TEXT:
━━━━━━━━━━━━━━━━━━━━

For many data scientists, whether seasoned or recently transferred from academia to industry, it can be tough to pitch, develop, and deploy a model that seems trivial, that you know has some problems, and which can certainly be better. However, if a model is going to provide some immediate and positive benefit, especially if low risk, I suggest that you deploy and reap the immediate benefits.

We’ve all been there. You’re starting a project, just getting used to the dataset and thinking though the problem and you create the simplest model you can think of, just to see how it works. I call this the “stupid model.” Perhaps it is a minimal regression model with just a couple of obvious features. Perhaps it is a time series model in which you predict that today’s value is the same as yesterday’s value. Whatever it is, it is dumb; it is unsophisticated; it is shameful. However, if this model has some utility, some incremental value to the business, you should push to prod.

Software development often adopts an agile approach: develop and release the smallest and simplest feature set that provides value, that improves the business. However, data scientists are often reluctant to adopt this same perspective. We have pride and high standards. We would rather hold back, work on it some more, and then present a superior model. I suggest that data scientist should be agile — with caveats of course.

There are few reasons behind my assertion:

Every little bit helps

If the business is asking for your help, they are probably doing so because there is huge potential value and/or they feel that are flying in the dark. Their current process might be the equivalent of a finger in the air.

━━━━━━━━━━━━━━━━━━━━

DATA FOR ANALYSIS:
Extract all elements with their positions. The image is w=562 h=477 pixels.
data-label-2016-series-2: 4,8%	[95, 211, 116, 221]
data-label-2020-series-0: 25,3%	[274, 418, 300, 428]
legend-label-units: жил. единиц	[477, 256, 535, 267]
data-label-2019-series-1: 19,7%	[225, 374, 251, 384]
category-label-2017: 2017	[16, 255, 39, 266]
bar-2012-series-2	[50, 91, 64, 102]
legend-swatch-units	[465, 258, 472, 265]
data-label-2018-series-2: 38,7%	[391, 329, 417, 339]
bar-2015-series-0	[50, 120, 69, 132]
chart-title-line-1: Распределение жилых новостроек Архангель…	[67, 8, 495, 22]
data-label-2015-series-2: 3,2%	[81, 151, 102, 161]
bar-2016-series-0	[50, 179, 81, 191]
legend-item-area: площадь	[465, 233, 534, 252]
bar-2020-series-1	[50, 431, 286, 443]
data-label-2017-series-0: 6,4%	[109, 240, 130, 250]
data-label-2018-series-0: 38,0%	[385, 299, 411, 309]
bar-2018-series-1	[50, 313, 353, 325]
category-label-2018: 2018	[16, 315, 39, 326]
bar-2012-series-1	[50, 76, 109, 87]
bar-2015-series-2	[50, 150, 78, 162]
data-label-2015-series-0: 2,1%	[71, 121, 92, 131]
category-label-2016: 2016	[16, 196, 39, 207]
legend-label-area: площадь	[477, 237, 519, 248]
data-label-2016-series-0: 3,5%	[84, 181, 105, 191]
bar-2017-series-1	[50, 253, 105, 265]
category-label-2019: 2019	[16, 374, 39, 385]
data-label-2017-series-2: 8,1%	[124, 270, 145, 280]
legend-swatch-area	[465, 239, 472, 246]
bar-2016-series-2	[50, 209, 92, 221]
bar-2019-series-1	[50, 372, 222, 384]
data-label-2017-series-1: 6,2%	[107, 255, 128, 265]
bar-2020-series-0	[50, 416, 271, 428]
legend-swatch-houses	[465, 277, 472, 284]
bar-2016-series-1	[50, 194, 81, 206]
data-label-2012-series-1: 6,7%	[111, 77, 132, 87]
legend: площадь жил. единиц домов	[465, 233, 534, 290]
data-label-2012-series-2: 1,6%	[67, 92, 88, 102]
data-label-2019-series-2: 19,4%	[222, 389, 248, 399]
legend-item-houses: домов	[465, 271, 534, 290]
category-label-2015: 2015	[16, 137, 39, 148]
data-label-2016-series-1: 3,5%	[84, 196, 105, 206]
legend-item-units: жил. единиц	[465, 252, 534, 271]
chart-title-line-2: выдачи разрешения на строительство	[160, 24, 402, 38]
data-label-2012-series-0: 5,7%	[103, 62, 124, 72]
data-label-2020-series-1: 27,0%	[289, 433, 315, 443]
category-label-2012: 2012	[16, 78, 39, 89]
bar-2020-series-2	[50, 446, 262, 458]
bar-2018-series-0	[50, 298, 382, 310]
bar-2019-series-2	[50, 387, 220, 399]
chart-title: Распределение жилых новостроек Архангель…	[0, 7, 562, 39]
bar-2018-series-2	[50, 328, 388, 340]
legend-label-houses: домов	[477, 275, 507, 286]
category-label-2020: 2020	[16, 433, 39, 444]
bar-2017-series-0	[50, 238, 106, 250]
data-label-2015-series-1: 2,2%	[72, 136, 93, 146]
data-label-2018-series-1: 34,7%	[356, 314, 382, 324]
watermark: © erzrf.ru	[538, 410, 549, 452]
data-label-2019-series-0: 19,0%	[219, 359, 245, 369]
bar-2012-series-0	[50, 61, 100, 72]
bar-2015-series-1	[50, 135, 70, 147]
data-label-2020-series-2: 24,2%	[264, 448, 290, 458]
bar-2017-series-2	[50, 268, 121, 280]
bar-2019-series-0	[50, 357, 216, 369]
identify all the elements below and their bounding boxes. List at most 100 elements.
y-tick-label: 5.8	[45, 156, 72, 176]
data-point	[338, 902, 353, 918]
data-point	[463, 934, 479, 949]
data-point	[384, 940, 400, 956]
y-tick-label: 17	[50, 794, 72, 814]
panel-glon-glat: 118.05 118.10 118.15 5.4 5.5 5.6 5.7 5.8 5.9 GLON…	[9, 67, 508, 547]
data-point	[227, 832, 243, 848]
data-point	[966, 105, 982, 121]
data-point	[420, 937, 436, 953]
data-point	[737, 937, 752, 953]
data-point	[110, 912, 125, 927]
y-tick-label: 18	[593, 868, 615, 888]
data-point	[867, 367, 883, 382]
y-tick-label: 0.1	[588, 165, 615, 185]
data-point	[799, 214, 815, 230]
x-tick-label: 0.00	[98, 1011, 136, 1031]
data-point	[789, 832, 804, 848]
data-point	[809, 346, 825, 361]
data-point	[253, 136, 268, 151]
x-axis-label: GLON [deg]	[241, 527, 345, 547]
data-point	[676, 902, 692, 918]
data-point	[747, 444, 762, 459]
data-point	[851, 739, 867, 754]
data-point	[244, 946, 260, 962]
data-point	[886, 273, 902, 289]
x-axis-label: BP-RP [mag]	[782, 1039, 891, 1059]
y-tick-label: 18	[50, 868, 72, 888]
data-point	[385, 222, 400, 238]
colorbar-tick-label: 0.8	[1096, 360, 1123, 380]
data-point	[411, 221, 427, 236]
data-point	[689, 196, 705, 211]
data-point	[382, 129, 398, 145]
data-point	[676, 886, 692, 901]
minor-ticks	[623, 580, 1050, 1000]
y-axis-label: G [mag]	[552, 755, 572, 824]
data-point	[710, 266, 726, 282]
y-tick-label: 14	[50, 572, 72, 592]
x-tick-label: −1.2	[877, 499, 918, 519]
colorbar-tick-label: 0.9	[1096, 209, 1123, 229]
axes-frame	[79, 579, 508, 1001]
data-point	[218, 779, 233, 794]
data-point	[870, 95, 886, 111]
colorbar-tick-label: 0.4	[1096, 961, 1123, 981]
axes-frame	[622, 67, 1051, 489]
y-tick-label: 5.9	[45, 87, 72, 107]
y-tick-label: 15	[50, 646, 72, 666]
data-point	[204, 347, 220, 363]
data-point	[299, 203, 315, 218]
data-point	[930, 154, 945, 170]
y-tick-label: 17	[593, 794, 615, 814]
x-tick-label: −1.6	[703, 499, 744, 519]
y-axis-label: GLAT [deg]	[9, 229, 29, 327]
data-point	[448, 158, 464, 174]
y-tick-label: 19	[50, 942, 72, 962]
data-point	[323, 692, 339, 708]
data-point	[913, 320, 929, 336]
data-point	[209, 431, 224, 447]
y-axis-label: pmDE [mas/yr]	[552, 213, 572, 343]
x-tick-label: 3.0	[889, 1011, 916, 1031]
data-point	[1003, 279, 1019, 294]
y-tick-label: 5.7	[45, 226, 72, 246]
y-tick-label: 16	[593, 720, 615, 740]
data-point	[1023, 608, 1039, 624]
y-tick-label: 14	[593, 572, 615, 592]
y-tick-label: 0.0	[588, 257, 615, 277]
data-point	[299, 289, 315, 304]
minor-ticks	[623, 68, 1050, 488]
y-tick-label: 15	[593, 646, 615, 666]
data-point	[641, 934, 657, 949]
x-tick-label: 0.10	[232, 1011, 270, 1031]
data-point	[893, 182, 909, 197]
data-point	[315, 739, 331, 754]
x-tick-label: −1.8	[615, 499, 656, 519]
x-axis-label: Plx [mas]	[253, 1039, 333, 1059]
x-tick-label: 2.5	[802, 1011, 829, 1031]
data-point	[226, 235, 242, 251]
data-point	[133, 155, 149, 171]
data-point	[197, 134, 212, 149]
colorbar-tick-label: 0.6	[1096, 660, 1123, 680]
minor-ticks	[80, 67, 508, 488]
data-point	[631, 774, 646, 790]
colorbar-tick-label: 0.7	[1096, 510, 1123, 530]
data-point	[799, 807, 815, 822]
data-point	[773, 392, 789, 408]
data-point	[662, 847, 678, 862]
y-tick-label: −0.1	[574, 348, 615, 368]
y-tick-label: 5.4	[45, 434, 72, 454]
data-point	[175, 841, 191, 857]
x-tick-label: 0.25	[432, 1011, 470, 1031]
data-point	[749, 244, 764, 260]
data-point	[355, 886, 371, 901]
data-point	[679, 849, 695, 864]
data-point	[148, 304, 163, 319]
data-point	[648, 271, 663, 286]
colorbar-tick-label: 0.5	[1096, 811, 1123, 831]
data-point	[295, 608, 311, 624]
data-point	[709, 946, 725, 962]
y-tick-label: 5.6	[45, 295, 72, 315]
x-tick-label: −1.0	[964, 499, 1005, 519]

━━━━━━━━━━━━━━━━━━━━

PROBLEM REQUIREMENTS: Please write out a section of the passage on deploying simple models word for word, beginning at the words "There are few" and stopping after "in the air.".

THE COMPLETED TASK:
There are few reasons behind my assertion:

Every little bit helps

If the business is asking for your help, they are probably doing so because there is huge potential value and/or they feel that are flying in the dark. Their current process might be the equivalent of a finger in the air.